━━━━━ SUPPLIED RECORDS

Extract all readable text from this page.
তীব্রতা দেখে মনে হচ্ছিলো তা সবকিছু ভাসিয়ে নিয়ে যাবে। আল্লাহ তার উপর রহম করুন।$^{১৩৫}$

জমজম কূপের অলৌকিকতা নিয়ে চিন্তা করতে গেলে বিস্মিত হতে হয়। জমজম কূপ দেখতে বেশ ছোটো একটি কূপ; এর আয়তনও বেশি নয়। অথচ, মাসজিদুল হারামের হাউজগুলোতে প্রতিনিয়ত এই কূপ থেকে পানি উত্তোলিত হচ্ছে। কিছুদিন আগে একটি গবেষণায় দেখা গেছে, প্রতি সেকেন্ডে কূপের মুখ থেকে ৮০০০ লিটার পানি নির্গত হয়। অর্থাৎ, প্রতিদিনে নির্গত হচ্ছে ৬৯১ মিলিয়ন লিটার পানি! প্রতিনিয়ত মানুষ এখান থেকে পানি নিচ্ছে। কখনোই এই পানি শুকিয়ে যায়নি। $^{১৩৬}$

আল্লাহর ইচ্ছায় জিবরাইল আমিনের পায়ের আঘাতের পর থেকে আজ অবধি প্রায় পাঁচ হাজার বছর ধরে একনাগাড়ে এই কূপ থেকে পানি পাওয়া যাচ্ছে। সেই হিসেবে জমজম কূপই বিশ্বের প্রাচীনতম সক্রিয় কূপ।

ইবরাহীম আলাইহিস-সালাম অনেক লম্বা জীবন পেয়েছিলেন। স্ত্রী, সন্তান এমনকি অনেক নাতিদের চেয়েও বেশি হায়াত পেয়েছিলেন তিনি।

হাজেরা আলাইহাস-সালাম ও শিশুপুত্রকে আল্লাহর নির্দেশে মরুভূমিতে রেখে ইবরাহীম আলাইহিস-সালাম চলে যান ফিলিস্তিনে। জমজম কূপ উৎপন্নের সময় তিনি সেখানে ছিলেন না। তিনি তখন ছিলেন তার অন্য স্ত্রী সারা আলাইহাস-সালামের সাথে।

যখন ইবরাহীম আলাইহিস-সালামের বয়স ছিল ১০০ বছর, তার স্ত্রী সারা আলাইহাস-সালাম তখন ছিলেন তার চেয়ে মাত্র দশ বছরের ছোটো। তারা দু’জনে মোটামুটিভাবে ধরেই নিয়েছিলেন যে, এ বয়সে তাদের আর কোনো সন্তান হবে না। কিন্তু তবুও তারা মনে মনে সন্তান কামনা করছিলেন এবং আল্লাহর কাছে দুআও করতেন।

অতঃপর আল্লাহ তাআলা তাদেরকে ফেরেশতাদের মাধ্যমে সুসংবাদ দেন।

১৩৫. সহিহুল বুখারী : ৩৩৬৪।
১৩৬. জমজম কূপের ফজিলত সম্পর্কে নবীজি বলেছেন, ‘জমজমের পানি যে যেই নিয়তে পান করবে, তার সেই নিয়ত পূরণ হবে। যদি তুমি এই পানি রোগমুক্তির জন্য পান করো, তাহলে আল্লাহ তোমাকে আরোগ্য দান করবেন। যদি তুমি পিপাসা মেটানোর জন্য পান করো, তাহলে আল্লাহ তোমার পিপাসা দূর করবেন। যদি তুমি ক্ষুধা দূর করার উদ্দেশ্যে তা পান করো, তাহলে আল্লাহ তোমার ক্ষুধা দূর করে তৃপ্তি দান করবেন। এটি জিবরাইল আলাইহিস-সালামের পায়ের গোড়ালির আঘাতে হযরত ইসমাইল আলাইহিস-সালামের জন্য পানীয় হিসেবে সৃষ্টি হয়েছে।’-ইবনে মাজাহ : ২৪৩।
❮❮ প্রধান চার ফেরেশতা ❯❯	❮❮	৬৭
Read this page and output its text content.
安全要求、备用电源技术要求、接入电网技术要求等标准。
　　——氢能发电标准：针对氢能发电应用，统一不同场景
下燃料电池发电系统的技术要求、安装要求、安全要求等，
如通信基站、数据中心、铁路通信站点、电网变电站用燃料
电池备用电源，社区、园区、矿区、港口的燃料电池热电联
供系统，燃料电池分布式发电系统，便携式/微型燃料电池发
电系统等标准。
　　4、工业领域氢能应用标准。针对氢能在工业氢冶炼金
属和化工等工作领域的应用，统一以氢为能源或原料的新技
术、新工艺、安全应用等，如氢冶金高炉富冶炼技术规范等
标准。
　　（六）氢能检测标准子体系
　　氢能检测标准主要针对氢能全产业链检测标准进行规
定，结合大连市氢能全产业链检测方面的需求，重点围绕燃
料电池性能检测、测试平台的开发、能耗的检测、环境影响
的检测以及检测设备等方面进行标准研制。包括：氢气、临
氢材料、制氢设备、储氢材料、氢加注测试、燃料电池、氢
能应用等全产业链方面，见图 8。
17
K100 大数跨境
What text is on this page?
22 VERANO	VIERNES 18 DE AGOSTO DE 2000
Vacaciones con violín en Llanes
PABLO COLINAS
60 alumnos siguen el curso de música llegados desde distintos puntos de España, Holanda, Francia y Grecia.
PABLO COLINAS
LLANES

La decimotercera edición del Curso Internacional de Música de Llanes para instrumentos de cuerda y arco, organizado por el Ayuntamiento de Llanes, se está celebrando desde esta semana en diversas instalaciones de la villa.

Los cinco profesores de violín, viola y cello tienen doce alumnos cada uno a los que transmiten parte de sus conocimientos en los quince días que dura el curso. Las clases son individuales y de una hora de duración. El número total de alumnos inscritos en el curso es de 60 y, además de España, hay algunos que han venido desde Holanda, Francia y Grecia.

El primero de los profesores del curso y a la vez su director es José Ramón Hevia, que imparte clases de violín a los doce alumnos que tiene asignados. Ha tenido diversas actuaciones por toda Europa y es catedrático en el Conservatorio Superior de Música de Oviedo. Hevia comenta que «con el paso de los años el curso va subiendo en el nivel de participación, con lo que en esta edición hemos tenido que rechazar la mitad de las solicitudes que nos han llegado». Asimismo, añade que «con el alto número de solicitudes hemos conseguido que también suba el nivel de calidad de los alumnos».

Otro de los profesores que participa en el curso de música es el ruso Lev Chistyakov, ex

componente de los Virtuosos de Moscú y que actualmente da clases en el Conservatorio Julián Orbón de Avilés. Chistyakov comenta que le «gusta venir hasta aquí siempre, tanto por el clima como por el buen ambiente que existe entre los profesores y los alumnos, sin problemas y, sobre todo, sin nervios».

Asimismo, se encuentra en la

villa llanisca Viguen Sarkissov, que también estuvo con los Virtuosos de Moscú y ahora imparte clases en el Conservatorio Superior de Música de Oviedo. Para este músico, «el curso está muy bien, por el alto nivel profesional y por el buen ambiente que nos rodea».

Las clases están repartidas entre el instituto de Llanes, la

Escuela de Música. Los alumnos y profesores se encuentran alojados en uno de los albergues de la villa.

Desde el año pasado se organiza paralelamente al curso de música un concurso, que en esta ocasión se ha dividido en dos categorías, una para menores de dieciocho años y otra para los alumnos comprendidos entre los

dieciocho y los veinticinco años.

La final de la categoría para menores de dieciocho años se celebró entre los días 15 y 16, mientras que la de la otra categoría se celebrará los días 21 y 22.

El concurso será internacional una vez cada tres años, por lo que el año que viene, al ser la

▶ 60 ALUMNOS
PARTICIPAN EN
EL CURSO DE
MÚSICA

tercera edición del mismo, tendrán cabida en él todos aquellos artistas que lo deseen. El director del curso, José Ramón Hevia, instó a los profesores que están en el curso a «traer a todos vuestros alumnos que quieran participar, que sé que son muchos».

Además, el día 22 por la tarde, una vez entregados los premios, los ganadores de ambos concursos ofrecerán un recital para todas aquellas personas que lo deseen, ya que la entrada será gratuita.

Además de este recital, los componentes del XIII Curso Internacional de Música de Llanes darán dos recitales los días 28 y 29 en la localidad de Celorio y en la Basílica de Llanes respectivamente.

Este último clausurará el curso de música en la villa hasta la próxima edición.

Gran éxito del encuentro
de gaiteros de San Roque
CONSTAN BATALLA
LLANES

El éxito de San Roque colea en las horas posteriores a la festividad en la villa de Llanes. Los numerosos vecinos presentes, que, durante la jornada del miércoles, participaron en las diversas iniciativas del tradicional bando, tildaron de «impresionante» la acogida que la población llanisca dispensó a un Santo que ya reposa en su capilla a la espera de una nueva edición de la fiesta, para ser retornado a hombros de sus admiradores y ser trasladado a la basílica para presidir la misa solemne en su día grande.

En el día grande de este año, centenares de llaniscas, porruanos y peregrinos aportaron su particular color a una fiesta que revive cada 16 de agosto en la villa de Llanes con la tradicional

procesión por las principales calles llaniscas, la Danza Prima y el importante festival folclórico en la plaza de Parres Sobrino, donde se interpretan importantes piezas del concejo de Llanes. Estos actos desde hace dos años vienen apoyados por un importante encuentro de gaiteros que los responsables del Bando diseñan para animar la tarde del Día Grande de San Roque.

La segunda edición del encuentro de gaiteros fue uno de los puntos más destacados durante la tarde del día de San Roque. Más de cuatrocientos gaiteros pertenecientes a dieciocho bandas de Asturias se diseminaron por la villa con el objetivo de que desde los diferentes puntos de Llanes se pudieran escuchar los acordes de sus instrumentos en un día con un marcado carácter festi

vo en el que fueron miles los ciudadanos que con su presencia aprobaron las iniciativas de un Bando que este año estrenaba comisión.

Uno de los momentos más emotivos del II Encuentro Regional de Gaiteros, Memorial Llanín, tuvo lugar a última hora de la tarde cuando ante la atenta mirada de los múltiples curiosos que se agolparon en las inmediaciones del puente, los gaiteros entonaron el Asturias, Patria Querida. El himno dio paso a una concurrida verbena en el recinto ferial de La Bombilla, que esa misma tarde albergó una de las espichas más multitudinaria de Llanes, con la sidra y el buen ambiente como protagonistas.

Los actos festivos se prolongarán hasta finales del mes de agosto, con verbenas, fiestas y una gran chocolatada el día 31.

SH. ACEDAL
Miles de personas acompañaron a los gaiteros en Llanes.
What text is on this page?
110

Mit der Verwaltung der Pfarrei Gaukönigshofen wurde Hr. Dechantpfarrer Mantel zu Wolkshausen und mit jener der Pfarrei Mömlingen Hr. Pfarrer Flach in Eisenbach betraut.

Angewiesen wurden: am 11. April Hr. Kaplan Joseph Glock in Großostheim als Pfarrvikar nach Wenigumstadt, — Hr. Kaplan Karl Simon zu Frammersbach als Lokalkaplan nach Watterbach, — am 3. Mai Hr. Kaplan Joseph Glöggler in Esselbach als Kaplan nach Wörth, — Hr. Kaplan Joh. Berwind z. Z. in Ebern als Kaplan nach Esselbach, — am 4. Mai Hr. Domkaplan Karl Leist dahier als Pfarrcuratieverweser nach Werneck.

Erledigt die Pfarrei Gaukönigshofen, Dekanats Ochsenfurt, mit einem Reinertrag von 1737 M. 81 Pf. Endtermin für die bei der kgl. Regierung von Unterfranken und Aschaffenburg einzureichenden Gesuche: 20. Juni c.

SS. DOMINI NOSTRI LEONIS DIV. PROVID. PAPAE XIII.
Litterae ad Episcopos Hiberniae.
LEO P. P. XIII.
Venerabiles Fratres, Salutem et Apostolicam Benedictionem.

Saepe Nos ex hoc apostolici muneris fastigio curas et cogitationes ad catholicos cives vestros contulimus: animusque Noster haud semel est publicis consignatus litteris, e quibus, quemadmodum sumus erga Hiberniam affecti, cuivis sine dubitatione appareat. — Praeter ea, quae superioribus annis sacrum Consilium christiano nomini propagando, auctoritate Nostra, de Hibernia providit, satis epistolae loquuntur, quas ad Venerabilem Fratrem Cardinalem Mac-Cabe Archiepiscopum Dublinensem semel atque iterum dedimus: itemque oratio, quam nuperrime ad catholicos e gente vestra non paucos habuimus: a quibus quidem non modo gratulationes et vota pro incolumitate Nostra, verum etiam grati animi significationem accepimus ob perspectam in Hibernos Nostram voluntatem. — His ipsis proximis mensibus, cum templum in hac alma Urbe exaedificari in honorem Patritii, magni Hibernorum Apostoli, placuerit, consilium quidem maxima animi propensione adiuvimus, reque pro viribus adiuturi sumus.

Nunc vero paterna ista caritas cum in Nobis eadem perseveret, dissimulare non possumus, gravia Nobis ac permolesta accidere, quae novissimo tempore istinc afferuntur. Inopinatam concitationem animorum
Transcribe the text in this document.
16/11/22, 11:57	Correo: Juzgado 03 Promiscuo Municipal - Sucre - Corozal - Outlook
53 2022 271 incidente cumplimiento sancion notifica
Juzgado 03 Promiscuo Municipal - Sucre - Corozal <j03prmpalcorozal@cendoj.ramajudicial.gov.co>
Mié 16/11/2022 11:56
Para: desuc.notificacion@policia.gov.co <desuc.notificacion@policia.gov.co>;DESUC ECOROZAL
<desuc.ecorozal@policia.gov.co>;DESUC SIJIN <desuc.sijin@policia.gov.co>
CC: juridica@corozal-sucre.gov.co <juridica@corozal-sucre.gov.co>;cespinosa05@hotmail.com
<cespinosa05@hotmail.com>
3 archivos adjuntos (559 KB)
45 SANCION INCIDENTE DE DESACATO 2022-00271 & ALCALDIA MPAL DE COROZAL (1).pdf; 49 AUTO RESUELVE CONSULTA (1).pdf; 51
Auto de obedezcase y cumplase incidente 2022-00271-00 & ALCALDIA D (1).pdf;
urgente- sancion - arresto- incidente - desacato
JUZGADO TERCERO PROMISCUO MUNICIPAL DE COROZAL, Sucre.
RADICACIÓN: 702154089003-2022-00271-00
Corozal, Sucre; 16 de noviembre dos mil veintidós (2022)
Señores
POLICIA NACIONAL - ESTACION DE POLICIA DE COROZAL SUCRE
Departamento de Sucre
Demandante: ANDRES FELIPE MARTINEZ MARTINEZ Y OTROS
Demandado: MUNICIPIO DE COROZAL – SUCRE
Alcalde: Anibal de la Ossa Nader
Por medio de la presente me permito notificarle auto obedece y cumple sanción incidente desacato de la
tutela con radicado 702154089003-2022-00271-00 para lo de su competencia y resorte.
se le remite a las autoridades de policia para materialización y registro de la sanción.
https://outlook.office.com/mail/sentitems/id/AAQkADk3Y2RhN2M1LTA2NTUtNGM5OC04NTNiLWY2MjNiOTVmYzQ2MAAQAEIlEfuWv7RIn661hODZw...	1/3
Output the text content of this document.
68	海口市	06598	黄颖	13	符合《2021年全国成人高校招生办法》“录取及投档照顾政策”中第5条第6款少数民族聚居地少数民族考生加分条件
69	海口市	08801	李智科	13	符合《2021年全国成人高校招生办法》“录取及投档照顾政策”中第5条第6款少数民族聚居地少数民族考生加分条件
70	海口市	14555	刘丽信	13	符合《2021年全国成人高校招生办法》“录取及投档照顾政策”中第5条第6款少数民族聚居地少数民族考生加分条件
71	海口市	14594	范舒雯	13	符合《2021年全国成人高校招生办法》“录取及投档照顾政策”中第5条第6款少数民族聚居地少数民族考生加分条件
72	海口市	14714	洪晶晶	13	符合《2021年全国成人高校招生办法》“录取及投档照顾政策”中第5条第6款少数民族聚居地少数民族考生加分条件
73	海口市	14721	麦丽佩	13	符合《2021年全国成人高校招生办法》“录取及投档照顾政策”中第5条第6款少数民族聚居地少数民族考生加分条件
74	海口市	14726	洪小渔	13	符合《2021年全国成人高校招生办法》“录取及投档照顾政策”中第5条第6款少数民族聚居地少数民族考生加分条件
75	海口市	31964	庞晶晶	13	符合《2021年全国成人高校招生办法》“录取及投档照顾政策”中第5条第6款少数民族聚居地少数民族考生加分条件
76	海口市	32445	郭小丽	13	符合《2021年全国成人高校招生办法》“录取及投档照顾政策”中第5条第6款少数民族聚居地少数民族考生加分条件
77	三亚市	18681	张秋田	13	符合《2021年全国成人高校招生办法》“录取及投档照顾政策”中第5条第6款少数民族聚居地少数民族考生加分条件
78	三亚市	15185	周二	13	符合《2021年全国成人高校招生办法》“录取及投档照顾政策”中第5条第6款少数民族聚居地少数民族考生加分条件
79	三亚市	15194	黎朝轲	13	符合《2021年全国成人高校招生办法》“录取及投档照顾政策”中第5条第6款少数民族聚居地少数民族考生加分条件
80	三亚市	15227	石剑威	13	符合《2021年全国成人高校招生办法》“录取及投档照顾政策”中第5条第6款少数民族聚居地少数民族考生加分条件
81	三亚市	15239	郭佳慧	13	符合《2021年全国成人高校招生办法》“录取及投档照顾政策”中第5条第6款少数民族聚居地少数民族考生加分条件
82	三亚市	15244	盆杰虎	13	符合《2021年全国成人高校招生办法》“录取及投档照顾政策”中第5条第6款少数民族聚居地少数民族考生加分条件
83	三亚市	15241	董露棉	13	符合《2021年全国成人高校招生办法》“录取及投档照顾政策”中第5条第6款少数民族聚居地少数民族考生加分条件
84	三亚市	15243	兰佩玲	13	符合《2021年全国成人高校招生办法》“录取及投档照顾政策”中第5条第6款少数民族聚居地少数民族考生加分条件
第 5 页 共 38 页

━━━━━━━━━━

▶ **DO THIS**
Pull out every line of the entries that includes the word "Pfarrei".

▶ **RESULT OF THE TASK**
Mit der Verwaltung der Pfarrei Gaukönigshofen wurde Hr. Dechantpfarrer Mantel zu Wolkshausen und mit jener der Pfarrei Mömlingen Hr. Pfarrer Flach in Eisenbach betraut.
Erledigt die Pfarrei Gaukönigshofen, Dekanats Ochsenfurt, mit einem Reinertrag von 1737 M. 81 Pf. Endtermin für die bei der kgl. Regierung von Unterfranken und Aschaffenburg einzureichenden Gesuche: 20. Juni c.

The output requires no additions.